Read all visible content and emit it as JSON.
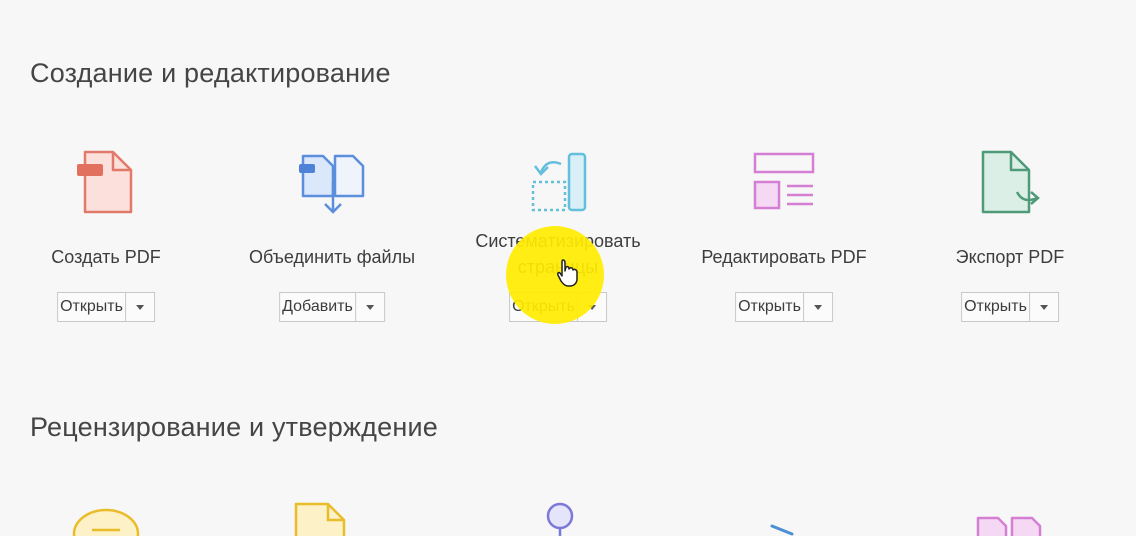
{
  "sections": [
    {
      "title": "Создание и редактирование"
    },
    {
      "title": "Рецензирование и утверждение"
    }
  ],
  "tools": [
    {
      "label": "Создать PDF",
      "button": "Открыть",
      "icon": "create-pdf-icon",
      "color": "#e27a6b"
    },
    {
      "label": "Объединить файлы",
      "button": "Добавить",
      "icon": "combine-files-icon",
      "color": "#5b8fdc"
    },
    {
      "label": "Систематизировать страницы",
      "button": "Открыть",
      "icon": "organize-pages-icon",
      "color": "#63bfdc"
    },
    {
      "label": "Редактировать PDF",
      "button": "Открыть",
      "icon": "edit-pdf-icon",
      "color": "#d57fd4"
    },
    {
      "label": "Экспорт PDF",
      "button": "Открыть",
      "icon": "export-pdf-icon",
      "color": "#4e9a79"
    }
  ],
  "highlight": {
    "color": "#ffec00"
  }
}
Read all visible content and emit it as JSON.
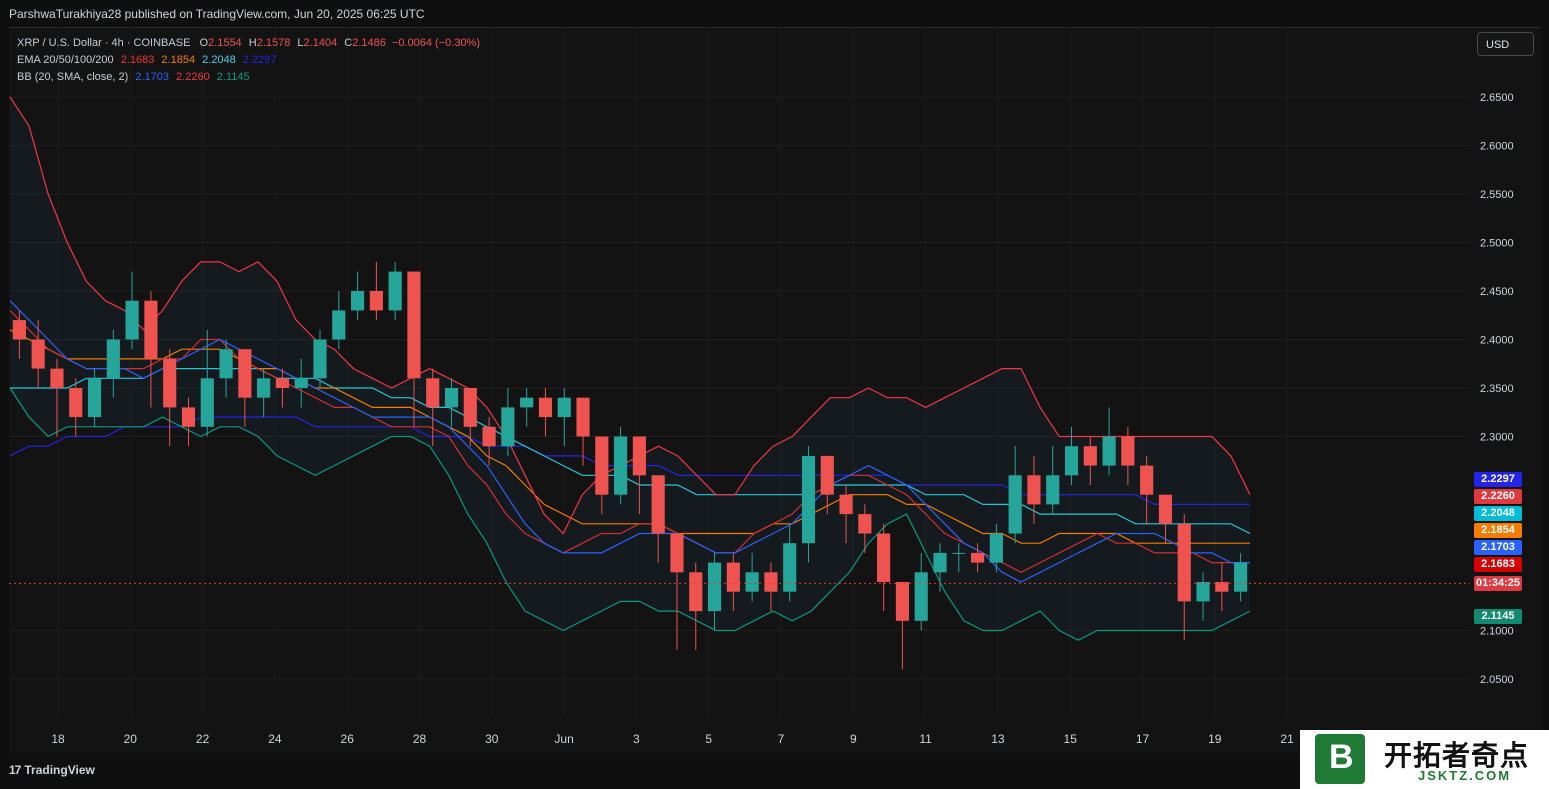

- _STATED PROBLEM_
Each line that contains the string "label" counts once; report how many such lines the entries have, giving only the number.

- _RESULT FOR THIS EXERCISE_
5